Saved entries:
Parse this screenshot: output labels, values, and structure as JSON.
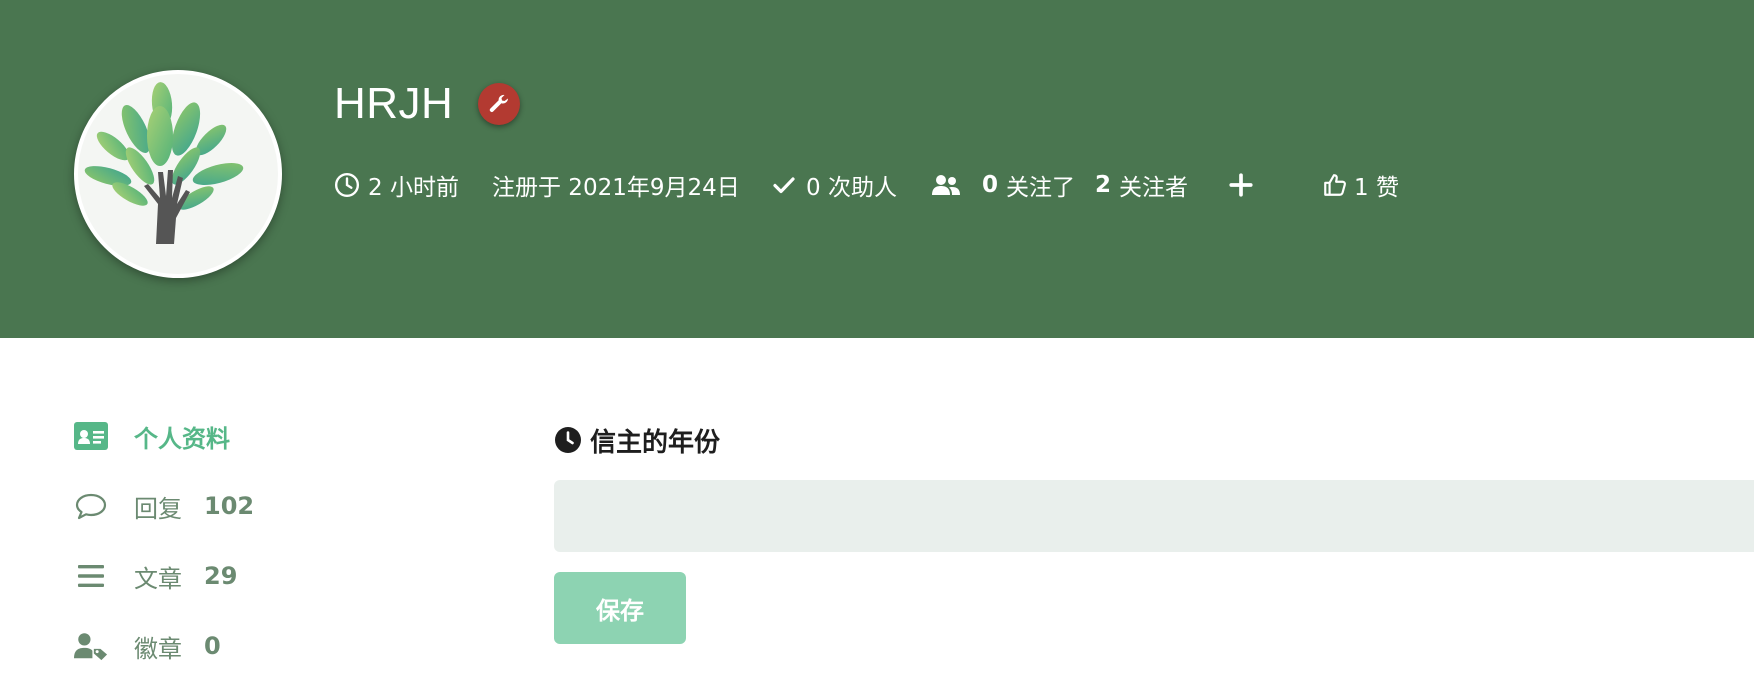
{
  "colors": {
    "hero_bg": "#4a7650",
    "admin_badge": "#b33a31",
    "accent_active": "#56b788",
    "nav_text": "#6b8a71",
    "input_bg": "#e9efec",
    "save_button_bg": "#8dd3b2"
  },
  "profile": {
    "avatar_icon": "tree-hand-logo",
    "username": "HRJH",
    "admin_icon": "wrench-icon",
    "last_seen": "2 小时前",
    "registered": "注册于 2021年9月24日",
    "solutions_text": "0 次助人",
    "following_count": "0",
    "following_label": "关注了",
    "followers_count": "2",
    "followers_label": "关注者",
    "follow_icon": "plus-icon",
    "likes_text": "1 赞"
  },
  "sidebar": {
    "items": [
      {
        "label": "个人资料",
        "count": "",
        "icon": "id-card-icon",
        "active": true
      },
      {
        "label": "回复",
        "count": "102",
        "icon": "speech-bubble-icon",
        "active": false
      },
      {
        "label": "文章",
        "count": "29",
        "icon": "list-icon",
        "active": false
      },
      {
        "label": "徽章",
        "count": "0",
        "icon": "user-tag-icon",
        "active": false
      }
    ]
  },
  "form": {
    "field_icon": "clock-icon",
    "field_label": "信主的年份",
    "field_value": "",
    "save_label": "保存"
  }
}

• _WHAT YOU NEED TO DO_:
All of the material above needs to be restated exactly, with no pictures.

• _FINAL RESULT_:
Parse this screenshot: output labels, values, and structure as JSON.
{
  "colors": {
    "hero_bg": "#4a7650",
    "admin_badge": "#b33a31",
    "accent_active": "#56b788",
    "nav_text": "#6b8a71",
    "input_bg": "#e9efec",
    "save_button_bg": "#8dd3b2"
  },
  "profile": {
    "avatar_icon": "tree-hand-logo",
    "username": "HRJH",
    "admin_icon": "wrench-icon",
    "last_seen": "2 小时前",
    "registered": "注册于 2021年9月24日",
    "solutions_text": "0 次助人",
    "following_count": "0",
    "following_label": "关注了",
    "followers_count": "2",
    "followers_label": "关注者",
    "follow_icon": "plus-icon",
    "likes_text": "1 赞"
  },
  "sidebar": {
    "items": [
      {
        "label": "个人资料",
        "count": "",
        "icon": "id-card-icon",
        "active": true
      },
      {
        "label": "回复",
        "count": "102",
        "icon": "speech-bubble-icon",
        "active": false
      },
      {
        "label": "文章",
        "count": "29",
        "icon": "list-icon",
        "active": false
      },
      {
        "label": "徽章",
        "count": "0",
        "icon": "user-tag-icon",
        "active": false
      }
    ]
  },
  "form": {
    "field_icon": "clock-icon",
    "field_label": "信主的年份",
    "field_value": "",
    "save_label": "保存"
  }
}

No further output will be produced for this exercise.